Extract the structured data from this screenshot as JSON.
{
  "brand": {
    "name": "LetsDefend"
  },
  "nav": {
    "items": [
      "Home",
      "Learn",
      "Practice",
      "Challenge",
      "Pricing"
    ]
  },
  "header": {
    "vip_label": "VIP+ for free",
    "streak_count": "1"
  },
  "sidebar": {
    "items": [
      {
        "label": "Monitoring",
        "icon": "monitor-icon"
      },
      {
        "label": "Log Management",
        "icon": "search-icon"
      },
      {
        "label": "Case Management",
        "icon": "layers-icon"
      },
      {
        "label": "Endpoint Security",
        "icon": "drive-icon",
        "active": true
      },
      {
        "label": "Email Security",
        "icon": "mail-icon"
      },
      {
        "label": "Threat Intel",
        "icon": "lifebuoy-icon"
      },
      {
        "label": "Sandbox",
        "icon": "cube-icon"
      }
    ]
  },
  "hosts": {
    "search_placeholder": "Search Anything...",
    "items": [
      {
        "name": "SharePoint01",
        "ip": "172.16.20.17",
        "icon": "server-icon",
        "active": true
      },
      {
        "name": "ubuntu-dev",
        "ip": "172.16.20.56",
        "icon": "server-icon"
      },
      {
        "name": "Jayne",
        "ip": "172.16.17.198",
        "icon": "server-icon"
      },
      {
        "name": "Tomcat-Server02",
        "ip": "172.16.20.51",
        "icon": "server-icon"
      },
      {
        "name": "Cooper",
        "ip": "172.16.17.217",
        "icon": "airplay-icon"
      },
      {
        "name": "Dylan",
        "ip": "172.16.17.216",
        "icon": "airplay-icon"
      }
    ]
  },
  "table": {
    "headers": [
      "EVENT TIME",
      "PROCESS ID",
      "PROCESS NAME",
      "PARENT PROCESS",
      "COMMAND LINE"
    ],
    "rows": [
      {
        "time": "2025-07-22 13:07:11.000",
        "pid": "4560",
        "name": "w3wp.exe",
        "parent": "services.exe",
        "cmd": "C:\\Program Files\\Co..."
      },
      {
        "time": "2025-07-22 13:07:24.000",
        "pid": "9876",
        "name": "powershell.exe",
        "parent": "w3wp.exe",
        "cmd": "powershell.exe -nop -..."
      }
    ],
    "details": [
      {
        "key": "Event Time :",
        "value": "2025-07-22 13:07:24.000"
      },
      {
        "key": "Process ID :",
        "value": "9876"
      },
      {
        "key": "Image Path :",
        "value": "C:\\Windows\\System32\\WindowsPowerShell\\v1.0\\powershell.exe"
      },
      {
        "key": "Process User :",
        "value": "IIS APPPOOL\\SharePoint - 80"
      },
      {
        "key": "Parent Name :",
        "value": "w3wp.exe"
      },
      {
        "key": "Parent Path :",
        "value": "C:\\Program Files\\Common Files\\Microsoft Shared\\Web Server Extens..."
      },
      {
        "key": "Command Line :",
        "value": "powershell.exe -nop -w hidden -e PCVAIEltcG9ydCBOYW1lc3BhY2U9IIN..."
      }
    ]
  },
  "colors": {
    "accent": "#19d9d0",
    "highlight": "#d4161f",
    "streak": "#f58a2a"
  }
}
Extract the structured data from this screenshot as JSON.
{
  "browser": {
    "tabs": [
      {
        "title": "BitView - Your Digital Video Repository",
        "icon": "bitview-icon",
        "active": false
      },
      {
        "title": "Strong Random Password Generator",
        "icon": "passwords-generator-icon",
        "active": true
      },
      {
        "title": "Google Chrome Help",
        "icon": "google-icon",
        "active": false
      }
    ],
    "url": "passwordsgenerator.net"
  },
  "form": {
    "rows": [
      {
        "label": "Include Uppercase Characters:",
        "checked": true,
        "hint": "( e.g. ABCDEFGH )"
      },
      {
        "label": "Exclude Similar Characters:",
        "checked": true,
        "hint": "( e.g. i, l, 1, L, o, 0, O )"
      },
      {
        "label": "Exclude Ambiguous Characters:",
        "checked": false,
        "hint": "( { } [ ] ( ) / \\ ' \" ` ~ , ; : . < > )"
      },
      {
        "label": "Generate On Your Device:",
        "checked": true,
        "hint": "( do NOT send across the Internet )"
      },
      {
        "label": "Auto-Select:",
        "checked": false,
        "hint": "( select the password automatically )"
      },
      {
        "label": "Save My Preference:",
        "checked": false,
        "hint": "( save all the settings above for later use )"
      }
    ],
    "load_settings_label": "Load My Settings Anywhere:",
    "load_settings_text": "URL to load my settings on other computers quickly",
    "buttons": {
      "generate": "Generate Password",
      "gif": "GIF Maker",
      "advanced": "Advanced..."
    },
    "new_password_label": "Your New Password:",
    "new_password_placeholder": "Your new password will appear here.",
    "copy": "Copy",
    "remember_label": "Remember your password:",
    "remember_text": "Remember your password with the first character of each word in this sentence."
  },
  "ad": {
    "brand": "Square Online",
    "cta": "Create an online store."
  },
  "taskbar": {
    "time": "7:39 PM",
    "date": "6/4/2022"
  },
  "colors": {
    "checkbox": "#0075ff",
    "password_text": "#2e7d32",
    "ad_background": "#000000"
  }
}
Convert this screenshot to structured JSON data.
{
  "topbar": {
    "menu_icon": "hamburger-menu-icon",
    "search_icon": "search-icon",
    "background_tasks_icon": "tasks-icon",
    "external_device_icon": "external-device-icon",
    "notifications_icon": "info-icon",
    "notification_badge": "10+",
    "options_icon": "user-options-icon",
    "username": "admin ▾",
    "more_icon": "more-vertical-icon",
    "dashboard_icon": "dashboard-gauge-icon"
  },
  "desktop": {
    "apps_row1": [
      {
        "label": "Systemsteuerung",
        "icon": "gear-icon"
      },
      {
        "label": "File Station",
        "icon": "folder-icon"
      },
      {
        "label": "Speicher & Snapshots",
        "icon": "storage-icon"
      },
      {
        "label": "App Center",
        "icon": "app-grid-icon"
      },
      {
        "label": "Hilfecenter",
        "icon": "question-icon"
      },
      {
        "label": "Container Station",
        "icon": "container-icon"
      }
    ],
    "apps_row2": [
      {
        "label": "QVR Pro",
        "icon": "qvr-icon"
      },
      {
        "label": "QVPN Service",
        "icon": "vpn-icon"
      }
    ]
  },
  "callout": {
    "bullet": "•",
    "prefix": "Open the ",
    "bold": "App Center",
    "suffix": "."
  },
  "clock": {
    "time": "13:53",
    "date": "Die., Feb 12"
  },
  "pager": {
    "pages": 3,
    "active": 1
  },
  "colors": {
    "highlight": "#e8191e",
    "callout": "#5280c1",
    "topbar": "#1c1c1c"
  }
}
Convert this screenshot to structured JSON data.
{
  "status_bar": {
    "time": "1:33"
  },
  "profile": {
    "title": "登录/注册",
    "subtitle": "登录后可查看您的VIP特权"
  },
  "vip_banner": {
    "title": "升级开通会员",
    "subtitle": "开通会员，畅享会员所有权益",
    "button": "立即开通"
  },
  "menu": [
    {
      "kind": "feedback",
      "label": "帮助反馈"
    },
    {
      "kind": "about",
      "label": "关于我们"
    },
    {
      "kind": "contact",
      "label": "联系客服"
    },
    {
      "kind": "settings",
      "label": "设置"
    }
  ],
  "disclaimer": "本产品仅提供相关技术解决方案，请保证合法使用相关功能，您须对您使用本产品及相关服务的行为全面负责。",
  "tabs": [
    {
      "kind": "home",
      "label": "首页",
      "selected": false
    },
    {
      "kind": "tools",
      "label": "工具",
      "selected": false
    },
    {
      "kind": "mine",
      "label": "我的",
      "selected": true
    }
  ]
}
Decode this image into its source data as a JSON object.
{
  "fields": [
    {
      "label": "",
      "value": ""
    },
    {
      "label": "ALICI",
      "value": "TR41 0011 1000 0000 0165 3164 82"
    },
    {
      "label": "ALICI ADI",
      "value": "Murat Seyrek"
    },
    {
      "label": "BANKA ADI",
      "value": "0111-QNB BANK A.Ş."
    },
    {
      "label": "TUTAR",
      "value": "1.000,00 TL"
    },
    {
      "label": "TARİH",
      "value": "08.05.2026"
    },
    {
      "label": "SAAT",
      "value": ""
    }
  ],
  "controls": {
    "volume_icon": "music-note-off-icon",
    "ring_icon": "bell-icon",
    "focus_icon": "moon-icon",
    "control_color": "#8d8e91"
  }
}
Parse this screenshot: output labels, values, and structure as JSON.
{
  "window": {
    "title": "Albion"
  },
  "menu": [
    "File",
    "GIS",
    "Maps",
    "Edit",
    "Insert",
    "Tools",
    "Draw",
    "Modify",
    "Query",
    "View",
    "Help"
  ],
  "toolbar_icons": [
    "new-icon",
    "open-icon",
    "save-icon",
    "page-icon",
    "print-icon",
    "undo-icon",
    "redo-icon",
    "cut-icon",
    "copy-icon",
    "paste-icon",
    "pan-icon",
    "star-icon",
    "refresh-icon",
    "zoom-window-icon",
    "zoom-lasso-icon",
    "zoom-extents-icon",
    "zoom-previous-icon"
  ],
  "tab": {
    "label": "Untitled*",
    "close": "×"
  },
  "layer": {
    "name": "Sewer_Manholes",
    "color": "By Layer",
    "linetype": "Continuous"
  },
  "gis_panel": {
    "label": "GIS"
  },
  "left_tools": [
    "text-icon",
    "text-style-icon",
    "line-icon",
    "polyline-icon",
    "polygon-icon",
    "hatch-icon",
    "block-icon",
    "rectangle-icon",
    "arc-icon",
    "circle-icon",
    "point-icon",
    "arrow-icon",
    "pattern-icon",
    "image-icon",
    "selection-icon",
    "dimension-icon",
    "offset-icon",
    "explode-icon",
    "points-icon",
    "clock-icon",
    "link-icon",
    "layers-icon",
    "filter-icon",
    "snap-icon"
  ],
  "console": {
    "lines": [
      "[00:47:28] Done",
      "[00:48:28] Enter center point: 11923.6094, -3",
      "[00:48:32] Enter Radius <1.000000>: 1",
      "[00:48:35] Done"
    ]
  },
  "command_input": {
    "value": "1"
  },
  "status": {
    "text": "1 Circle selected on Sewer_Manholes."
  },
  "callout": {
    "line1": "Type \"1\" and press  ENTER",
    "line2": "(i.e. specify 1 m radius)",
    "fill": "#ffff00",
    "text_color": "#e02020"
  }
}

::::::::

[Task brief]
Search the records for the word "selected" and copy every line where it occurs.

[Task response]
      "selected": false
      "selected": false
      "selected": true
    "text": "1 Circle selected on Sewer_Manholes."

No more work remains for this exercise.